## Énoncé du problème A
Dans la phrase de l'extrait sur la chute qui commence par « La désobéissance à la loi divine », relevez toutes les expressions qui désignent cette loi.
## Énoncé du problème B
Indiquez si chacune des affirmations suivantes s'accorde avec l'extrait sur la chute. Justifiez chaque réponse par une citation exacte.
(i) L'homme a d'abord été innocent, puis coupable.
(ii) La nature originaire a été créée bonne.
(iii) Hegel est cité d'après ses leçons sur la philosophie de l'histoire.
## Énoncé du problème C
Répondez aux questions suivantes à partir de l'extrait sur la chute.
(i) Le fruit de quel arbre était-il interdit ?
(ii) De quel être l'incapacité de discriminer le bien et le mal est-elle la condition ?
(iii) Quelle fonction la structure temporelle du récit a-t-elle ?
--- Extrait du document ---
1. La connaissance du bien et du mal
A. La chute ou l'imputabilité figurée
Si la Bible commence par le récit de la Création
d'emblée déclarée bonne : " Dieu vit que
cela était bon ", c'est pour mettre aussitôt en
scène l'irruption du mal sous la forme de la transgression
d'un interdit (celui de manger du fruit de l'arbre de la connaissance
du bien et du mal Genèse 3,v.3), c'est-à-dire d'une
mise en uvre de la liberté humaine s'affranchissant
de l'ordre divin. " Nous trouvons dans la Bible une représentation
connue, appelée d'une manière abstraite la chute,
écrit Hegel dans ses leçons sur la philosophie de
la religion ( Vrin t.I, p.27) ; c'est une représentation
d'une grande profondeur qui n'est pas un fait seulement contingent,
mais l'histoire éternelle, nécessaire de l'homme exprimée
ici sous une forme mythique. " Cette profondeur a malheureusement
été occultée par la lecture littérale,
aveugle au fait que le chronomorphisme est un opérateur narratif
et non le reflet d'événements véritables s'étant
succédés dans le temps. L'homme n'a pas été
d'abord innocent puis coupable. L'innocence, consistant en l'incapacité
de discriminer le bien et le mal, ne saurait caractériser
l'homme. C'est là plutôt la condition de l'animal.
La structure temporelle du récit a en fait pour fonction
de décrire la structure éthique de la conscience humaine
et par là même son imputabilité, sa responsabilité.
Le mythe adamique signifie donc que l'homme selon la nature n'est
pas ce qu'il doit être, que l'immédiateté du
sommeil de l'esprit ne convient pas à sa vraie nature.
La trame narrative du mythe superpose plusieurs couches sémantiques
étroitement entrelacées qu'il convient de démêler,
sous peine d'absurdité . L'idée que le mal est transgression
d'un ordre (jussum) par mésusage de la liberté et
que la désobéissance introduit du désordre
dans l'ordre (ordo) de la création ne doit pas occulter la
positivité de l'accès de l'homme à la conscience
évaluante. La nature originaire, ontologique a été
créée bonne, mais l'histoire humaine se risquant sur
les sentiers d'une liberté non régulée commence
par le mal, réintroduisant le chaos que la création
divine avait conjuré. La désobéissance à
la loi divine c'est-à-dire aux lois non manipulables de l'Etre,
appelée au Moyen-Age loi éternelle (en langage religieux
volonté de Dieu) fait de l'homme un rebelle voulant inverser
l'ordre des choses, usurper la place de Dieu. Cela a été
exprimé dans la tradition chrétienne notamment par
l'affirmation que l'homme a altéré sa nature par sa
faute. L'hérédité du " péché
originel " " est une forme destinée à la
représentation selon le mode populaire " ayant pour
fonction de signifier que si l'homme ne vit que selon ce que ses
penchants immédiats lui dictent, " il doit se considérer
lui-même comme un individu qui n'est pas ce qu'il doit être.
--- Matériau extrait ---
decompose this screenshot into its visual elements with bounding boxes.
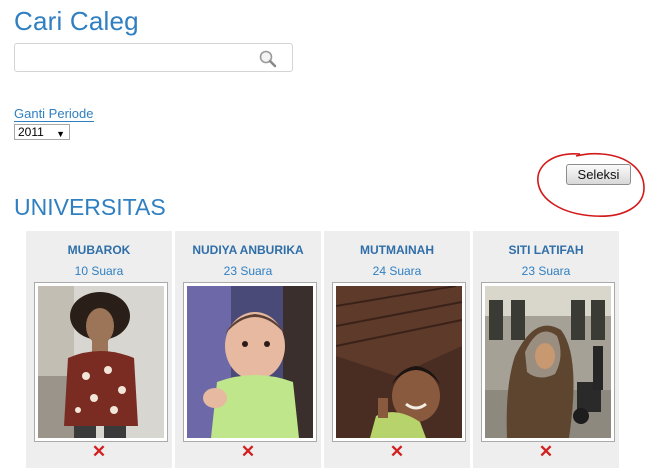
candidate-card: SITI LATIFAH 23 Suara ✕ xyxy=(473,231,619,468)
search-field[interactable] xyxy=(14,43,293,72)
candidate-card: MUTMAINAH 24 Suara ✕ xyxy=(324,231,470,468)
candidate-card: MUBAROK 10 Suara ✕ xyxy=(26,231,172,468)
candidate-votes: 23 Suara xyxy=(521,264,571,278)
annotation-circle xyxy=(537,152,645,217)
candidate-name[interactable]: MUBAROK xyxy=(26,243,172,257)
candidate-name[interactable]: NUDIYA ANBURIKA xyxy=(175,243,321,257)
candidate-photo[interactable] xyxy=(332,282,466,442)
candidate-votes: 24 Suara xyxy=(372,264,422,278)
search-input[interactable] xyxy=(19,48,253,70)
candidate-name[interactable]: MUTMAINAH xyxy=(324,243,470,257)
remove-icon[interactable]: ✕ xyxy=(175,443,321,461)
period-link[interactable]: Ganti Periode xyxy=(14,107,94,122)
section-title: UNIVERSITAS xyxy=(14,194,166,220)
period-selected-value: 2011 xyxy=(18,125,44,139)
candidate-name[interactable]: SITI LATIFAH xyxy=(473,243,619,257)
chevron-down-icon: ▼ xyxy=(56,129,65,139)
candidate-votes: 23 Suara xyxy=(223,264,273,278)
page-title: Cari Caleg xyxy=(14,6,139,36)
remove-icon[interactable]: ✕ xyxy=(26,443,172,461)
candidate-photo[interactable] xyxy=(34,282,168,442)
seleksi-button[interactable]: Seleksi xyxy=(566,164,631,185)
remove-icon[interactable]: ✕ xyxy=(473,443,619,461)
candidate-photo[interactable] xyxy=(183,282,317,442)
candidate-photo[interactable] xyxy=(481,282,615,442)
candidate-card: NUDIYA ANBURIKA 23 Suara ✕ xyxy=(175,231,321,468)
search-icon[interactable] xyxy=(258,49,278,69)
remove-icon[interactable]: ✕ xyxy=(324,443,470,461)
candidate-grid: MUBAROK 10 Suara ✕ NUDIYA ANBURIKA 23 Su… xyxy=(26,231,622,468)
period-select[interactable]: 2011 ▼ xyxy=(14,124,70,140)
candidate-votes: 10 Suara xyxy=(74,264,124,278)
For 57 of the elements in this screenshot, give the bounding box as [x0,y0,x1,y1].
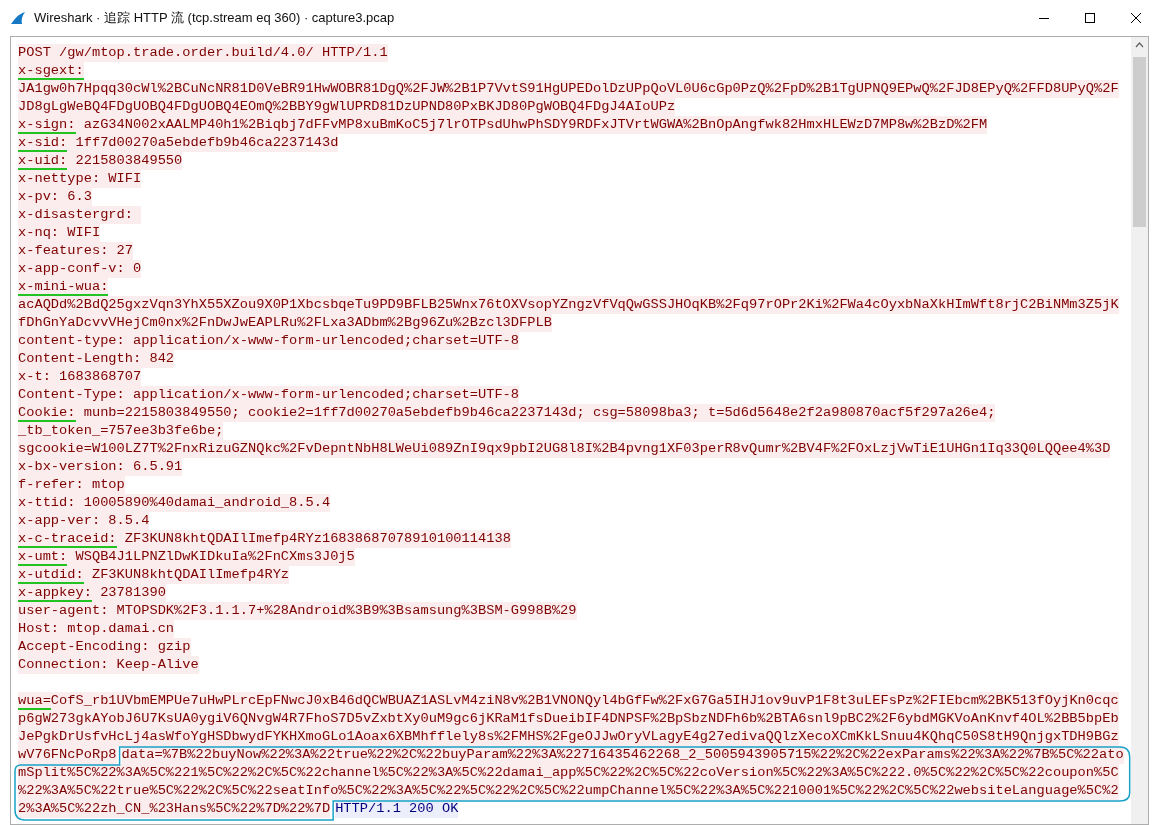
stream-text: JePgkDrUsfvHcLj4asWfoYgHSDbwydFYKHXmoGLo1Aoax6XBMhfflely8s%2FMHS%2FgeOJJwOryVLagyE4g27edivaQQlzXecoXCmKkLSnuu4KQhqC50S8tH9QnjgxTDH9BGz [18,728,1119,746]
stream-text: Host: mtop.damai.cn [18,620,175,638]
stream-text: JD8gLgWeBQ4FDgUOBQ4FDgUOBQ4EOmQ%2BBY9gWlUPRD81DzUPND80PxBKJD80PgWOBQ4FDgJ4AIoUPz [18,98,676,116]
stream-text: x-uid: [18,152,68,170]
stream-text: x-t: 1683868707 [18,368,142,386]
stream-text: x-pv: 6.3 [18,188,92,206]
stream-text: 2%3A%5C%22zh_CN_%23Hans%5C%22%7D%22%7D [18,800,331,818]
stream-text: x-nq: WIFI [18,224,101,242]
stream-text: Accept-Encoding: gzip [18,638,191,656]
stream-text: Content-Length: 842 [18,350,175,368]
stream-text: POST /gw/mtop.trade.order.build/4.0/ HTTP/1.1 [18,44,388,62]
scrollbar-thumb[interactable] [1133,57,1146,227]
stream-text: p6gW273gkAYobJ6U7KsUA0ygiV6QNvgW4R7FhoS7D5vZxbtXy0uM9gc6jKRaM1fsDueibIF4DNPSF%2BpSbzNDFh6b%2BTA6snl9pBC2%2F6ybdMGKVoAnKnvf4OL%2BB5bpEb [18,710,1119,728]
stream-text: f-refer: mtop [18,476,125,494]
stream-text: JA1gw0h7Hpqq30cWl%2BCuNcNR81D0VeBR91HwWOBR81DgQ%2FJW%2B1P7VvtS91HgUPEDolDzUPpQoVL0U6cGp0PzQ%2FpD%2B1TgUPNQ9EPwQ%2FJD8EPyQ%2FFD8UPyQ%2F [18,80,1119,98]
stream-text: x-sgext: [18,62,84,80]
stream-text: munb=2215803849550; cookie2=1ff7d00270a5ebdefb9b46ca2237143d; csg=58098ba3; t=5d6d5648e2f2a980870acf5f297a26e4; [75,404,996,422]
stream-text: 1ff7d00270a5ebdefb9b46ca2237143d [67,134,339,152]
stream-text: azG34N002xAALMP40h1%2Biqbj7dFFvMP8xuBmKoC5j7lrOTPsdUhwPhSDY9RDFxJTVrtWGWA%2BnOpAngfwk82HmxHLEWzD7MP8w%2BzD%2FM [75,116,988,134]
stream-text: %22%3A%5C%22true%5C%22%2C%5C%22seatInfo%5C%22%3A%5C%22%5C%22%2C%5C%22umpChannel%5C%22%3A%5C%2210001%5C%22%2C%5C%22websiteLanguage%5C%2 [18,782,1119,800]
stream-text: x-appkey: [18,584,92,602]
stream-text: x-app-conf-v: 0 [18,260,142,278]
stream-text: x-disastergrd: [18,206,142,224]
stream-text: ZF3KUN8khtQDAIlImefp4RYz16838687078910100114138 [116,530,511,548]
stream-text: content-type: application/x-www-form-urlencoded;charset=UTF-8 [18,332,520,350]
stream-text: wV76FNcPoRp8 [18,746,117,764]
stream-text: x-umt: [18,548,68,566]
stream-text: CofS_rb1UVbmEMPUe7uHwPLrcEpFNwcJ0xB46dQCWBUAZ1ASLvM4ziN8v%2B1VNONQyl4bGfFw%2FxG7Ga5IHJ1ov9uvP1F8t3uLEFsPz%2FIEbcm%2BK513fOyjKn0cqc [50,692,1119,710]
stream-text: ZF3KUN8khtQDAIlImefp4RYz [83,566,290,584]
close-icon [1131,13,1141,23]
stream-text: sgcookie=W100LZ7T%2FnxRizuGZNQkc%2FvDepntNbH8LWeUi089ZnI9qx9pbI2UG8l8I%2B4pvng1XF03perR8vQumr%2BV4F%2FOxLzjVwTiE1UHGn1Iq33Q0LQQee4%3D [18,440,1111,458]
stream-text: acAQDd%2BdQ25gxzVqn3YhX55XZou9X0P1XbcsbqeTu9PD9BFLB25Wnx76tOXVsopYZngzVfVqQwGSSJHOqKB%2Fq97rOPr2Ki%2FWa4cOyxbNaXkHImWft8rjC2BiNMm3Z5jK [18,296,1119,314]
stream-text: wua= [18,692,51,710]
stream-text: x-sid: [18,134,68,152]
stream-text: x-utdid: [18,566,84,584]
stream-text: user-agent: MTOPSDK%2F3.1.1.7+%28Android%3B9%3Bsamsung%3BSM-G998B%29 [18,602,577,620]
stream-text: x-features: 27 [18,242,133,260]
app-logo-icon [10,11,26,25]
stream-text: x-nettype: WIFI [18,170,142,188]
stream-text: 2215803849550 [67,152,183,170]
stream-text: x-bx-version: 6.5.91 [18,458,183,476]
stream-text: Content-Type: application/x-www-form-urlencoded;charset=UTF-8 [18,386,520,404]
window-title: Wireshark · 追踪 HTTP 流 (tcp.stream eq 360) · capture3.pcap [34,9,396,28]
stream-text: 23781390 [91,584,166,602]
stream-text: Connection: Keep-Alive [18,656,199,674]
stream-text: x-app-ver: 8.5.4 [18,512,150,530]
stream-text: x-sign: [18,116,76,134]
stream-text: fDhGnYaDcvvVHejCm0nx%2FnDwJwEAPLRu%2FLxa3ADbm%2Bg96Zu%2Bzcl3DFPLB [18,314,552,332]
stream-text: mSplit%5C%22%3A%5C%221%5C%22%2C%5C%22channel%5C%22%3A%5C%22damai_app%5C%22%2C%5C%22coVersion%5C%22%3A%5C%222.0%5C%22%2C%5C%22coupon%5C [18,764,1119,782]
stream-text: x-ttid: 10005890%40damai_android_8.5.4 [18,494,331,512]
stream-text: x-mini-wua: [18,278,109,296]
scrollbar[interactable] [1131,37,1148,824]
stream-text: x-c-traceid: [18,530,117,548]
stream-text: Cookie: [18,404,76,422]
stream-text: WSQB4J1LPNZlDwKIDkuIa%2FnCXms3J0j5 [67,548,355,566]
stream-text: _tb_token_=757ee3b3fe6be; [18,422,224,440]
maximize-icon [1085,13,1095,23]
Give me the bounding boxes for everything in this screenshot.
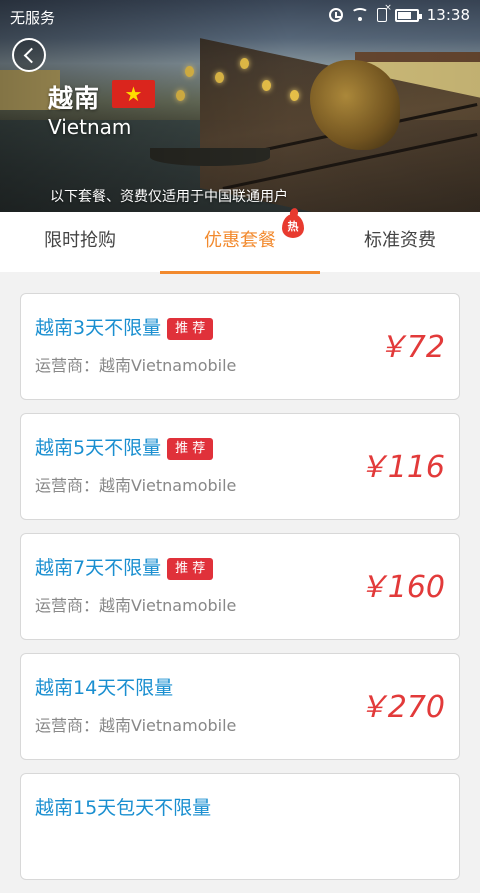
---
## Solution détaillée A
- la loi divine
- les lois non manipulables de l'Etre
- loi éternelle
- volonté de Dieu

## Solution détaillée B
(i) Non : « L'homme n'a pas été d'abord innocent puis coupable. »
(ii) Oui : « La nature originaire, ontologique a été créée bonne »
(iii) Non : « écrit Hegel dans ses leçons sur la philosophie de la religion »

## Solution détaillée C
(i) L'arbre de la connaissance du bien et du mal (Genèse 3, v.3).
(ii) De l'animal.
(iii) Elle décrit la structure éthique de la conscience humaine, et par là même son imputabilité, sa responsabilité.